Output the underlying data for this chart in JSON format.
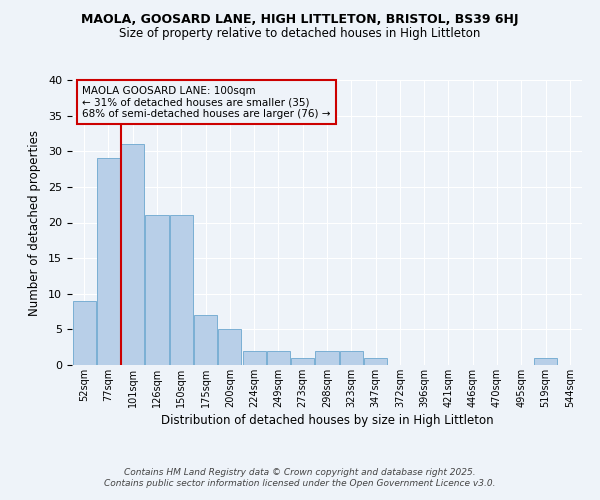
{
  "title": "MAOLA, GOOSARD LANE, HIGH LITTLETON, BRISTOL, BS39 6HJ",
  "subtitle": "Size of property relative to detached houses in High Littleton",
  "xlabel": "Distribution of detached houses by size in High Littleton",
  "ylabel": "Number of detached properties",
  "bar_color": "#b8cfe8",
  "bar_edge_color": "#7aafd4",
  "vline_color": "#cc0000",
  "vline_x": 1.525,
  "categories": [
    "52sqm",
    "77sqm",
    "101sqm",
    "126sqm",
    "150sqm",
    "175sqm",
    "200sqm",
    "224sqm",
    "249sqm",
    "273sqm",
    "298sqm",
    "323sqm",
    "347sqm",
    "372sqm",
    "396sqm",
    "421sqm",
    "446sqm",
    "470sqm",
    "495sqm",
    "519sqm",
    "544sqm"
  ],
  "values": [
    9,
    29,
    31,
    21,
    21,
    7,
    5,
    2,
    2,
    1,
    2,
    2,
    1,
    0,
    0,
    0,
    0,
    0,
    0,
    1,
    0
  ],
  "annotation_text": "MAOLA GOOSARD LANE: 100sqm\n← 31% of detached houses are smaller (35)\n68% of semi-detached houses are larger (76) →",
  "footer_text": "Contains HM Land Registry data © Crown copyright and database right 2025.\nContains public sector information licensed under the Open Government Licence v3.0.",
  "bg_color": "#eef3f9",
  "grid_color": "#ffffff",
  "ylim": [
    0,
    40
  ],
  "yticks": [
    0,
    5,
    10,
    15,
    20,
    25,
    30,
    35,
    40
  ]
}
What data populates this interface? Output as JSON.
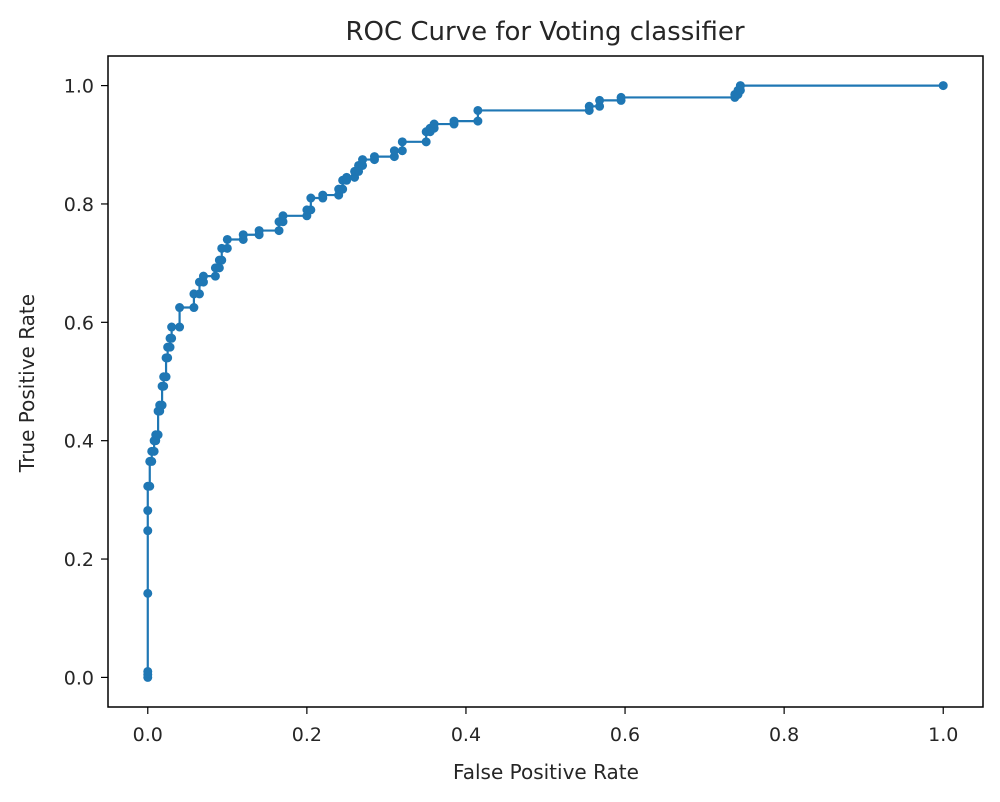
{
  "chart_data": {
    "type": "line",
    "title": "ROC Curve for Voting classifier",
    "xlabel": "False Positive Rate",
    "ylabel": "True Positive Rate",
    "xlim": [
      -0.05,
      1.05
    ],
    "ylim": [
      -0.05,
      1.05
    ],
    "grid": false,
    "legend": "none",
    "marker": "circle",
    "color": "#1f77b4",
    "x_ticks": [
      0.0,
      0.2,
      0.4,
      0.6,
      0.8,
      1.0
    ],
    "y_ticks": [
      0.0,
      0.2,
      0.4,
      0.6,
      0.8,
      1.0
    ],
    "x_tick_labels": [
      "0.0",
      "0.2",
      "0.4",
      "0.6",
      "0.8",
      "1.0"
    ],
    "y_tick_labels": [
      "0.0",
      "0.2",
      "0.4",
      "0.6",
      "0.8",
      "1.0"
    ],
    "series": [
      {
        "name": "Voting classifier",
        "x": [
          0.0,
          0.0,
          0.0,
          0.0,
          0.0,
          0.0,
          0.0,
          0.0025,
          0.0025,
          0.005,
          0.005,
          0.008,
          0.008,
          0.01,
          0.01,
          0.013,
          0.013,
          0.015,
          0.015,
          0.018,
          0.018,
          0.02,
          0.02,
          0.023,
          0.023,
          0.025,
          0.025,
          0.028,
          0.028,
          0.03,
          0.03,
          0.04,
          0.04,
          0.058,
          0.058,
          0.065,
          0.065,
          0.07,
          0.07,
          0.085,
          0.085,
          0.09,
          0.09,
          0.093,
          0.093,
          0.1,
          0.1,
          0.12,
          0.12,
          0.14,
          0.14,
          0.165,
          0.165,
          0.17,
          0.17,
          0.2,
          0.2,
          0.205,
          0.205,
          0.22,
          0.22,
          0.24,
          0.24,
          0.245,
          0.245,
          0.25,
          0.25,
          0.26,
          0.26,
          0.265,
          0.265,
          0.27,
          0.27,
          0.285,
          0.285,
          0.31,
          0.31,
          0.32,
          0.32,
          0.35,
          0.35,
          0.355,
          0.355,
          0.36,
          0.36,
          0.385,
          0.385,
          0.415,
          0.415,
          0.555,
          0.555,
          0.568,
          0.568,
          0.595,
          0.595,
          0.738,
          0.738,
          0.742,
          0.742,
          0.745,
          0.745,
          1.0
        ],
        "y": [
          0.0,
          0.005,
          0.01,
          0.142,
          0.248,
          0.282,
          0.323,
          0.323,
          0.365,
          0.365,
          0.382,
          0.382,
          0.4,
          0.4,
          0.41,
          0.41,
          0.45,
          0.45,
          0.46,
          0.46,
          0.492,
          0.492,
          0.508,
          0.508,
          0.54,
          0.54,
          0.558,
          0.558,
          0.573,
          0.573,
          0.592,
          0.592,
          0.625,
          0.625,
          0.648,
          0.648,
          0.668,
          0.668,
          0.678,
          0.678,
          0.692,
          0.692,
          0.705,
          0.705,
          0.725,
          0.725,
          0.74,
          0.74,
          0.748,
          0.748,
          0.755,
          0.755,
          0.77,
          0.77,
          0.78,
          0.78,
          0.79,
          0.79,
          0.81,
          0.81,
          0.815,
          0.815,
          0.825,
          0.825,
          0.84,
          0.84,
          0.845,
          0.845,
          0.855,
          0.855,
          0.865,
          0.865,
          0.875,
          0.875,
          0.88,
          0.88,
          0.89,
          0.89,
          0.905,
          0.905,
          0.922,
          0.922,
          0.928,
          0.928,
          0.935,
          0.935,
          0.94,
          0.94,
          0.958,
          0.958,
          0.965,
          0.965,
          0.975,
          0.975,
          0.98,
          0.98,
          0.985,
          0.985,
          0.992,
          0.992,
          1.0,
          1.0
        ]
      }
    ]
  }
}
====
**What needs to be done**
Identify every line above with the string "ylabel" in it. Copy those lines.

**Response**
  "ylabel": "Number of detached properties",
    "ylabel": "True Positive Rate",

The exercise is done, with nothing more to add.